WHAT TO WORK ON
Please render each line of the listing below as a Markdown table with the columns No. and Line, skipping blank lines. Leave the pictures out.

Image-based layout entries:
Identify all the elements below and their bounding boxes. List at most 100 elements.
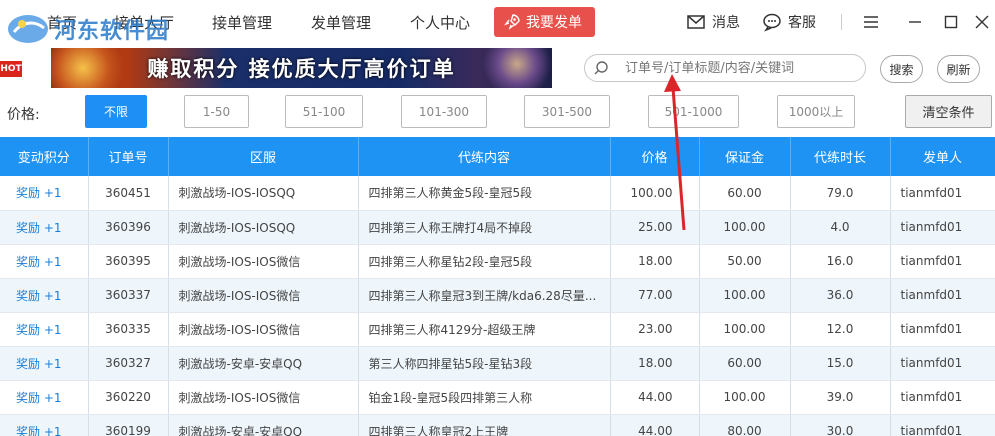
row-server: 刺激战场-IOS-IOS微信 [168,244,359,279]
row-duration: 16.0 [790,244,891,279]
row-price: 18.00 [610,346,700,381]
col-header-duration[interactable]: 代练时长 [790,137,891,176]
row-price: 23.00 [610,312,700,347]
row-duration: 36.0 [790,278,891,313]
row-deposit: 60.00 [699,346,791,381]
minimize-icon [909,21,921,23]
promo-banner[interactable]: 赚取积分 接优质大厅高价订单 [51,48,552,88]
row-points[interactable]: 奖励 +1 [0,414,89,436]
search-input[interactable] [625,60,855,76]
row-price: 44.00 [610,414,700,436]
row-server: 刺激战场-安卓-安卓QQ [168,414,359,436]
row-publisher: tianmfd01 [890,380,995,415]
row-order-id: 360395 [88,244,169,279]
price-option-all[interactable]: 不限 [85,95,147,128]
col-header-deposit[interactable]: 保证金 [699,137,791,176]
row-order-id: 360327 [88,346,169,381]
refresh-button[interactable]: 刷新 [937,55,980,83]
price-option-51-100[interactable]: 51-100 [285,95,363,128]
messages-label: 消息 [712,15,740,31]
price-option-1000-plus[interactable]: 1000以上 [777,95,855,128]
table-row[interactable]: 奖励 +1 360396 刺激战场-IOS-IOSQQ 四排第三人称王牌打4局不掉段 2… [0,210,995,245]
table-row[interactable]: 奖励 +1 360337 刺激战场-IOS-IOS微信 四排第三人称皇冠3到王牌/kd… [0,278,995,313]
menu-button[interactable] [862,13,880,31]
table-row[interactable]: 奖励 +1 360395 刺激战场-IOS-IOS微信 四排第三人称星钻2段-皇冠5段… [0,244,995,279]
row-deposit: 80.00 [699,414,791,436]
nav-personal-center[interactable]: 个人中心 [410,12,470,33]
row-duration: 39.0 [790,380,891,415]
col-header-price[interactable]: 价格 [610,137,700,176]
row-points[interactable]: 奖励 +1 [0,312,89,347]
nav-order-hall[interactable]: 接单大厅 [114,12,174,33]
maximize-button[interactable] [942,13,960,31]
price-option-501-1000[interactable]: 501-1000 [648,95,739,128]
col-header-publisher[interactable]: 发单人 [890,137,995,176]
price-option-1-50[interactable]: 1-50 [184,95,249,128]
clear-filters-button[interactable]: 清空条件 [905,95,992,128]
row-deposit: 100.00 [699,380,791,415]
row-server: 刺激战场-IOS-IOS微信 [168,278,359,313]
chat-bubble-icon [763,13,781,32]
maximize-icon [944,15,958,29]
orders-table: 变动积分 订单号 区服 代练内容 价格 保证金 代练时长 发单人 奖励 +1 36… [0,137,995,436]
hamburger-icon [864,16,878,28]
table-row[interactable]: 奖励 +1 360199 刺激战场-安卓-安卓QQ 四排第三人称皇冠2上王牌 44.00… [0,414,995,436]
price-option-301-500[interactable]: 301-500 [524,95,610,128]
table-row[interactable]: 奖励 +1 360335 刺激战场-IOS-IOS微信 四排第三人称4129分-超级王… [0,312,995,347]
row-deposit: 100.00 [699,278,791,313]
row-price: 100.00 [610,176,700,211]
minimize-button[interactable] [906,13,924,31]
close-button[interactable] [973,13,991,31]
row-content: 四排第三人称皇冠3到王牌/kda6.28尽量... [358,278,611,313]
row-points[interactable]: 奖励 +1 [0,244,89,279]
row-content: 四排第三人称王牌打4局不掉段 [358,210,611,245]
table-row[interactable]: 奖励 +1 360451 刺激战场-IOS-IOSQQ 四排第三人称黄金5段-皇冠5段… [0,176,995,211]
row-publisher: tianmfd01 [890,312,995,347]
row-content: 四排第三人称星钻2段-皇冠5段 [358,244,611,279]
row-server: 刺激战场-安卓-安卓QQ [168,346,359,381]
col-header-points[interactable]: 变动积分 [0,137,89,176]
row-price: 77.00 [610,278,700,313]
row-points[interactable]: 奖励 +1 [0,176,89,211]
messages-button[interactable]: 消息 [686,12,740,32]
customer-service-button[interactable]: 客服 [762,12,816,32]
row-points[interactable]: 奖励 +1 [0,346,89,381]
row-content: 四排第三人称皇冠2上王牌 [358,414,611,436]
row-server: 刺激战场-IOS-IOS微信 [168,380,359,415]
app-window: 首页 接单大厅 接单管理 发单管理 个人中心 我要发单 消息 客服 河东软件园 … [0,0,995,436]
row-deposit: 50.00 [699,244,791,279]
row-points[interactable]: 奖励 +1 [0,278,89,313]
row-duration: 4.0 [790,210,891,245]
row-points[interactable]: 奖励 +1 [0,380,89,415]
nav-order-manage[interactable]: 接单管理 [212,12,272,33]
nav-publish-manage[interactable]: 发单管理 [311,12,371,33]
search-box[interactable] [584,54,866,82]
hot-badge: HOT [0,61,22,77]
row-server: 刺激战场-IOS-IOSQQ [168,210,359,245]
table-header-row: 变动积分 订单号 区服 代练内容 价格 保证金 代练时长 发单人 [0,137,995,176]
row-publisher: tianmfd01 [890,244,995,279]
row-points[interactable]: 奖励 +1 [0,210,89,245]
nav-home[interactable]: 首页 [47,12,77,33]
price-option-101-300[interactable]: 101-300 [401,95,487,128]
mail-icon [687,15,705,29]
row-duration: 15.0 [790,346,891,381]
search-button[interactable]: 搜索 [880,55,923,83]
col-header-order-id[interactable]: 订单号 [88,137,169,176]
row-content: 四排第三人称黄金5段-皇冠5段 [358,176,611,211]
table-row[interactable]: 奖励 +1 360220 刺激战场-IOS-IOS微信 铂金1段-皇冠5段四排第三人称… [0,380,995,415]
col-header-content[interactable]: 代练内容 [358,137,611,176]
banner-text: 赚取积分 接优质大厅高价订单 [147,57,456,81]
row-order-id: 360451 [88,176,169,211]
price-filter-row: 价格: 不限 1-50 51-100 101-300 301-500 501-1… [0,92,995,132]
customer-service-label: 客服 [788,15,816,31]
row-price: 25.00 [610,210,700,245]
row-content: 第三人称四排星钻5段-星钻3段 [358,346,611,381]
table-row[interactable]: 奖励 +1 360327 刺激战场-安卓-安卓QQ 第三人称四排星钻5段-星钻3段 18… [0,346,995,381]
row-order-id: 360335 [88,312,169,347]
col-header-server[interactable]: 区服 [168,137,359,176]
rocket-icon [504,14,520,30]
publish-order-button[interactable]: 我要发单 [494,7,595,37]
orders-table-wrap: 变动积分 订单号 区服 代练内容 价格 保证金 代练时长 发单人 奖励 +1 36… [0,137,995,436]
price-filter-label: 价格: [7,107,40,123]
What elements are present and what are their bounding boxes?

WRITTEN REPLY
| No. | Line |
|---|---|
| 1 | Identify all the elements below and their bounding boxes. List at most 100 elements. |
| 2 | row-server: 刺激战场-IOS-IOS微信 [168,244,359,279] |
| 3 | row-duration: 16.0 [790,244,891,279] |
| 4 | row-price: 18.00 [610,346,700,381] |
| 5 | col-header-duration[interactable]: 代练时长 [790,137,891,176] |
| 6 | row-price: 23.00 [610,312,700,347] |
| 7 | row-duration: 36.0 [790,278,891,313] |
| 8 | row-deposit: 60.00 [699,346,791,381] |
| 9 | minimize-icon [909,21,921,23] |
| 10 | promo-banner[interactable]: 赚取积分 接优质大厅高价订单 [51,48,552,88] |
| 11 | row-points[interactable]: 奖励 +1 [0,414,89,436] |
| 12 | search-input[interactable] [625,60,855,76] |
| 13 | row-price: 44.00 [610,414,700,436] |
| 14 | row-server: 刺激战场-安卓-安卓QQ [168,414,359,436] |
| 15 | row-publisher: tianmfd01 [890,380,995,415] |
| 16 | row-order-id: 360395 [88,244,169,279] |
| 17 | price-option-all[interactable]: 不限 [85,95,147,128] |
| 18 | col-header-deposit[interactable]: 保证金 [699,137,791,176] |
| 19 | row-order-id: 360327 [88,346,169,381] |
| 20 | refresh-button[interactable]: 刷新 [937,55,980,83] |
| 21 | price-option-51-100[interactable]: 51-100 [285,95,363,128] |
| 22 | messages-label: 消息 [712,15,740,31] |
| 23 | price-option-1000-plus[interactable]: 1000以上 [777,95,855,128] |
| 24 | table-row[interactable]: 奖励 +1 360396 刺激战场-IOS-IOSQQ 四排第三人称王牌打4局不掉段 2… [0,210,995,245] |
| 25 | table-row[interactable]: 奖励 +1 360337 刺激战场-IOS-IOS微信 四排第三人称皇冠3到王牌/kd… [0,278,995,313] |
| 26 | menu-button[interactable] [862,13,880,31] |
| 27 | table-row[interactable]: 奖励 +1 360395 刺激战场-IOS-IOS微信 四排第三人称星钻2段-皇冠5段… [0,244,995,279] |
| 28 | row-deposit: 80.00 [699,414,791,436] |
| 29 | nav-personal-center[interactable]: 个人中心 [410,12,470,33] |
| 30 | row-duration: 39.0 [790,380,891,415] |
| 31 | col-header-price[interactable]: 价格 [610,137,700,176] |
| 32 | row-points[interactable]: 奖励 +1 [0,312,89,347] |
| 33 | nav-order-hall[interactable]: 接单大厅 [114,12,174,33] |
| 34 | maximize-button[interactable] [942,13,960,31] |
| 35 | price-option-501-1000[interactable]: 501-1000 [648,95,739,128] |
| 36 | col-header-publisher[interactable]: 发单人 [890,137,995,176] |
| 37 | price-option-1-50[interactable]: 1-50 [184,95,249,128] |
| 38 | clear-filters-button[interactable]: 清空条件 [905,95,992,128] |
| 39 | row-deposit: 100.00 [699,380,791,415] |
| 40 | row-server: 刺激战场-IOS-IOS微信 [168,278,359,313] |
| 41 | chat-bubble-icon [763,13,781,32] |
| 42 | maximize-icon [944,15,958,29] |
| 43 | orders-table: 变动积分 订单号 区服 代练内容 价格 保证金 代练时长 发单人 奖励 +1 36… [0,137,995,436] |
| 44 | hamburger-icon [864,16,878,28] |
| 45 | table-row[interactable]: 奖励 +1 360199 刺激战场-安卓-安卓QQ 四排第三人称皇冠2上王牌 44.00… [0,414,995,436] |
| 46 | price-option-301-500[interactable]: 301-500 [524,95,610,128] |
| 47 | table-row[interactable]: 奖励 +1 360335 刺激战场-IOS-IOS微信 四排第三人称4129分-超级王… [0,312,995,347] |
| 48 | row-deposit: 100.00 [699,278,791,313] |
| 49 | row-price: 100.00 [610,176,700,211] |
| 50 | minimize-button[interactable] [906,13,924,31] |
| 51 | close-button[interactable] [973,13,991,31] |
| 52 | row-content: 四排第三人称皇冠3到王牌/kda6.28尽量... [358,278,611,313] |
| 53 | row-points[interactable]: 奖励 +1 [0,244,89,279] |
| 54 | row-content: 四排第三人称王牌打4局不掉段 [358,210,611,245] |
| 55 | table-row[interactable]: 奖励 +1 360451 刺激战场-IOS-IOSQQ 四排第三人称黄金5段-皇冠5段… [0,176,995,211] |
| 56 | row-publisher: tianmfd01 [890,312,995,347] |
| 57 | row-content: 四排第三人称星钻2段-皇冠5段 [358,244,611,279] |
| 58 | row-server: 刺激战场-安卓-安卓QQ [168,346,359,381] |
| 59 | col-header-points[interactable]: 变动积分 [0,137,89,176] |
| 60 | row-price: 77.00 [610,278,700,313] |
| 61 | row-points[interactable]: 奖励 +1 [0,176,89,211] |
| 62 | messages-button[interactable]: 消息 [686,12,740,32] |
| 63 | customer-service-button[interactable]: 客服 [762,12,816,32] |
| 64 | row-points[interactable]: 奖励 +1 [0,346,89,381] |
| 65 | row-content: 四排第三人称皇冠2上王牌 [358,414,611,436] |
| 66 | row-server: 刺激战场-IOS-IOS微信 [168,380,359,415] |
| 67 | app-window: 首页 接单大厅 接单管理 发单管理 个人中心 我要发单 消息 客服 河东软件园 … [0,0,995,436] |
| 68 | row-deposit: 50.00 [699,244,791,279] |
| 69 | row-points[interactable]: 奖励 +1 [0,278,89,313] |
| 70 | row-duration: 4.0 [790,210,891,245] |
| 71 | row-points[interactable]: 奖励 +1 [0,380,89,415] |
| 72 | nav-order-manage[interactable]: 接单管理 [212,12,272,33] |
| 73 | nav-publish-manage[interactable]: 发单管理 [311,12,371,33] |
| 74 | search-box[interactable] [584,54,866,82] |
| 75 | hot-badge: HOT [0,61,22,77] |
| 76 | row-server: 刺激战场-IOS-IOSQQ [168,210,359,245] |
| 77 | table-header-row: 变动积分 订单号 区服 代练内容 价格 保证金 代练时长 发单人 [0,137,995,176] |
| 78 | row-publisher: tianmfd01 [890,244,995,279] |
| 79 | row-points[interactable]: 奖励 +1 [0,210,89,245] |
| 80 | nav-home[interactable]: 首页 [47,12,77,33] |
| 81 | price-option-101-300[interactable]: 101-300 [401,95,487,128] |
| 82 | mail-icon [687,15,705,29] |
| 83 | row-duration: 15.0 [790,346,891,381] |
| 84 | search-button[interactable]: 搜索 [880,55,923,83] |
| 85 | col-header-order-id[interactable]: 订单号 [88,137,169,176] |
| 86 | row-content: 四排第三人称黄金5段-皇冠5段 [358,176,611,211] |
| 87 | table-row[interactable]: 奖励 +1 360220 刺激战场-IOS-IOS微信 铂金1段-皇冠5段四排第三人称… [0,380,995,415] |
| 88 | col-header-content[interactable]: 代练内容 [358,137,611,176] |
| 89 | banner-text: 赚取积分 接优质大厅高价订单 [147,57,456,81] |
| 90 | row-order-id: 360451 [88,176,169,211] |
| 91 | price-filter-row: 价格: 不限 1-50 51-100 101-300 301-500 501-1… [0,92,995,132] |
| 92 | customer-service-label: 客服 [788,15,816,31] |
| 93 | row-price: 25.00 [610,210,700,245] |
| 94 | row-content: 第三人称四排星钻5段-星钻3段 [358,346,611,381] |
| 95 | table-row[interactable]: 奖励 +1 360327 刺激战场-安卓-安卓QQ 第三人称四排星钻5段-星钻3段 18… [0,346,995,381] |
| 96 | row-order-id: 360335 [88,312,169,347] |
| 97 | col-header-server[interactable]: 区服 [168,137,359,176] |
| 98 | rocket-icon [504,14,520,30] |
| 99 | publish-order-button[interactable]: 我要发单 [494,7,595,37] |
| 100 | orders-table-wrap: 变动积分 订单号 区服 代练内容 价格 保证金 代练时长 发单人 奖励 +1 36… [0,137,995,436] |
| 101 | price-filter-label: 价格: [7,107,40,123] |
| 102 | What elements are present and what are their bounding boxes? |